#### WORK REQUIRED
In the following material, identify every line holding the string "annotation" and return it.

Figure collection entries

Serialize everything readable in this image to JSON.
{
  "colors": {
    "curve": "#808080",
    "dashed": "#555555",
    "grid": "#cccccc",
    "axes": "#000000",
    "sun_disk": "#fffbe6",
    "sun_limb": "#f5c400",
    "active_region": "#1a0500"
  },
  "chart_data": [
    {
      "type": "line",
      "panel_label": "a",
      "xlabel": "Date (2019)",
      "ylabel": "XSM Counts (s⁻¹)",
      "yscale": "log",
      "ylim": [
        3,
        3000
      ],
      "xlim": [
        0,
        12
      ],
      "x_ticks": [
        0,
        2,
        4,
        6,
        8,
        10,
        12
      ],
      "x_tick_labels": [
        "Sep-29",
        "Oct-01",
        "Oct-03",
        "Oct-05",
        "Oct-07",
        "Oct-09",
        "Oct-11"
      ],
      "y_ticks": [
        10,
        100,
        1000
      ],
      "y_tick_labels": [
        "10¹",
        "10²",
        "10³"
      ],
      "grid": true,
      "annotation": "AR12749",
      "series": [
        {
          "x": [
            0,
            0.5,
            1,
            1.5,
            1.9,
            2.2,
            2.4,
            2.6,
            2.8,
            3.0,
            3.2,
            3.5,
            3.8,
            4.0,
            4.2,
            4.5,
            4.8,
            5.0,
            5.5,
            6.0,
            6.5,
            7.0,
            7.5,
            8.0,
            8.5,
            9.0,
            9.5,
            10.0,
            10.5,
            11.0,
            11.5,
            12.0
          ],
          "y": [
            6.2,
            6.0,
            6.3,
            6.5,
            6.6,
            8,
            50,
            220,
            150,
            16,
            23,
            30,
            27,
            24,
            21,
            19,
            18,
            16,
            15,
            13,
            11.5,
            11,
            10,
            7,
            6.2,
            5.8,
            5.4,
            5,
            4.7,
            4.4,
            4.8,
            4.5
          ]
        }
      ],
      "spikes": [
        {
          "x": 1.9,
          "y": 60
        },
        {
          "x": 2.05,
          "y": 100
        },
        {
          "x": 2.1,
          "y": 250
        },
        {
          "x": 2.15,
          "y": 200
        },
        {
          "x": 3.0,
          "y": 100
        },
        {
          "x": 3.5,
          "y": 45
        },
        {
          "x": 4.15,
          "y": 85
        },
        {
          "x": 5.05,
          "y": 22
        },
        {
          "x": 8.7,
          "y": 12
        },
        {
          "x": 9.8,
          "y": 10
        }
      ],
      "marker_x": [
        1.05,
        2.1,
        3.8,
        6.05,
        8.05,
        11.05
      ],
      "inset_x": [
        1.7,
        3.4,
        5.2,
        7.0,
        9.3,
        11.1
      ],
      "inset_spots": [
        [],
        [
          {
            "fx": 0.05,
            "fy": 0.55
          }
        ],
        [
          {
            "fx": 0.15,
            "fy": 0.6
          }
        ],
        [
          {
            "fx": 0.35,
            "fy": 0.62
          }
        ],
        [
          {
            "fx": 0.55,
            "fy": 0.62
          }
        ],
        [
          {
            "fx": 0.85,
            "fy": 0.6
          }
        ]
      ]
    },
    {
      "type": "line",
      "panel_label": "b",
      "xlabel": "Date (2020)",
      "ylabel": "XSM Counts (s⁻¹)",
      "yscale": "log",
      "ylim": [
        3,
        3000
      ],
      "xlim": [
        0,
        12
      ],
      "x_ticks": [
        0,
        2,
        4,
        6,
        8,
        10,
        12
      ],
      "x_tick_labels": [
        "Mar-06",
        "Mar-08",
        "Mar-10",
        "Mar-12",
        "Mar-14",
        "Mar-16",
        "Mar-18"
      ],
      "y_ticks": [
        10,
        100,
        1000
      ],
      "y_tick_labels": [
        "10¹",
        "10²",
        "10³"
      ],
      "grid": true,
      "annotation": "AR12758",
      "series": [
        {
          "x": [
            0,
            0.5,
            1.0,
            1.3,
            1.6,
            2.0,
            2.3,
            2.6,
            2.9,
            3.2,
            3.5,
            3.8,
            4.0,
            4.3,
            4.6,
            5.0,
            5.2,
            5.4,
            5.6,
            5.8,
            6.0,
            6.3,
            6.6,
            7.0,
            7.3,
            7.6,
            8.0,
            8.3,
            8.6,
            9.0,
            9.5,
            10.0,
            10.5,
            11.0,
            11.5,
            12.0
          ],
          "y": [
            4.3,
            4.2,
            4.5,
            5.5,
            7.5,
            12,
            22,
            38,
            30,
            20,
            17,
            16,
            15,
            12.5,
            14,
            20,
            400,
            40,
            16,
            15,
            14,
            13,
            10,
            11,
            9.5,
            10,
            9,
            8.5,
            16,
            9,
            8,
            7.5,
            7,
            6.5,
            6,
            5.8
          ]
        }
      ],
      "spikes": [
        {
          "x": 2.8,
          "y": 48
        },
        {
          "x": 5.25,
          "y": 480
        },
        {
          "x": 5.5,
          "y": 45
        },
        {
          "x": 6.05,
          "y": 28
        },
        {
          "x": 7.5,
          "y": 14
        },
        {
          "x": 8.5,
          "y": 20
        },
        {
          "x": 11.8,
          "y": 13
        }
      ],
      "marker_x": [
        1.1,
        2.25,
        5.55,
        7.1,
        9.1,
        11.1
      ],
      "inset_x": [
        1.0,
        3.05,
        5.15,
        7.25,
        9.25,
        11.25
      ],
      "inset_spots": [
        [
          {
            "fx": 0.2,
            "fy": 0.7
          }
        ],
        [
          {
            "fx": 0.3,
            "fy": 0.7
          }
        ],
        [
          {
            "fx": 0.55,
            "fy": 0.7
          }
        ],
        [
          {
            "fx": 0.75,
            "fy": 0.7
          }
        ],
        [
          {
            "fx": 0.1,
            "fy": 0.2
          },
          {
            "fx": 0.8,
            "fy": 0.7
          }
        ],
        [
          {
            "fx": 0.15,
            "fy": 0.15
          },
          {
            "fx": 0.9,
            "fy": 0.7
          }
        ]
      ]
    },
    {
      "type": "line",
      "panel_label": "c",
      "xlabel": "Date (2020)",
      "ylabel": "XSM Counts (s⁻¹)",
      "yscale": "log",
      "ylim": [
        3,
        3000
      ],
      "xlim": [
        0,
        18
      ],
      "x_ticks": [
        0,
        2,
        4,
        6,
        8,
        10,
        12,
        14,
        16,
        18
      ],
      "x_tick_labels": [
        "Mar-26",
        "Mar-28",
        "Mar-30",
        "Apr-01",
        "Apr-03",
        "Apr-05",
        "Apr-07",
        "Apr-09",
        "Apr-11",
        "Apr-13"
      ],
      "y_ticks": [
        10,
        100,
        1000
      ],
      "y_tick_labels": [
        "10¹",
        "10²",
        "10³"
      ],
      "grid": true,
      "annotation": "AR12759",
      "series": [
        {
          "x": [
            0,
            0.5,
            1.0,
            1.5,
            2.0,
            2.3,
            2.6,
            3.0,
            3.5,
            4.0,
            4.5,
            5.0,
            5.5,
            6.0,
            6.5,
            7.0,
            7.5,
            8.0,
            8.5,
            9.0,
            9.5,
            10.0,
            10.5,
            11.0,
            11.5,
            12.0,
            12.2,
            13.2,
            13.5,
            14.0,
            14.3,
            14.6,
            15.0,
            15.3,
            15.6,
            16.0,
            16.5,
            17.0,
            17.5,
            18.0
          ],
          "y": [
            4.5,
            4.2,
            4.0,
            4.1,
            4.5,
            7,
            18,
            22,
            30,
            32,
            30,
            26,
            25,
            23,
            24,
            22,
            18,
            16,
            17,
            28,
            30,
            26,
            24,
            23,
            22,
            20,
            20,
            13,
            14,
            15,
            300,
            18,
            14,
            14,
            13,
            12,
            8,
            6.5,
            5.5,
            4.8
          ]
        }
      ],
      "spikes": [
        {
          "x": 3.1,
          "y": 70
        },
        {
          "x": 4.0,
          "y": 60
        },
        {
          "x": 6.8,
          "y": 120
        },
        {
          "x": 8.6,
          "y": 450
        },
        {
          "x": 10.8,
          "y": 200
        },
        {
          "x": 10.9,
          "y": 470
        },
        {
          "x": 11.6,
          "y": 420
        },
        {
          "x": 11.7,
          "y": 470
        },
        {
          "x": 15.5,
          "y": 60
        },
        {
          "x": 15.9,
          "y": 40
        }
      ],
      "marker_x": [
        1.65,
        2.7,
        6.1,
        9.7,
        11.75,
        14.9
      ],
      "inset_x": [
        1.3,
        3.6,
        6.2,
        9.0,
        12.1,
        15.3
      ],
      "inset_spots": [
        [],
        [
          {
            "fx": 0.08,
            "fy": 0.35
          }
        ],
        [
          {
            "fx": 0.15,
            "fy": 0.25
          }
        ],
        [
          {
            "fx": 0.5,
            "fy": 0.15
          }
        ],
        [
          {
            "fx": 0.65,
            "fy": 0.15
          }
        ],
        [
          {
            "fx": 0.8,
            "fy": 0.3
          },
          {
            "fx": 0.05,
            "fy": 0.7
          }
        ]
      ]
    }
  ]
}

#### SOLUTION TO THE EXERCISE
      "annotation": "AR12749",
      "annotation": "AR12758",
      "annotation": "AR12759",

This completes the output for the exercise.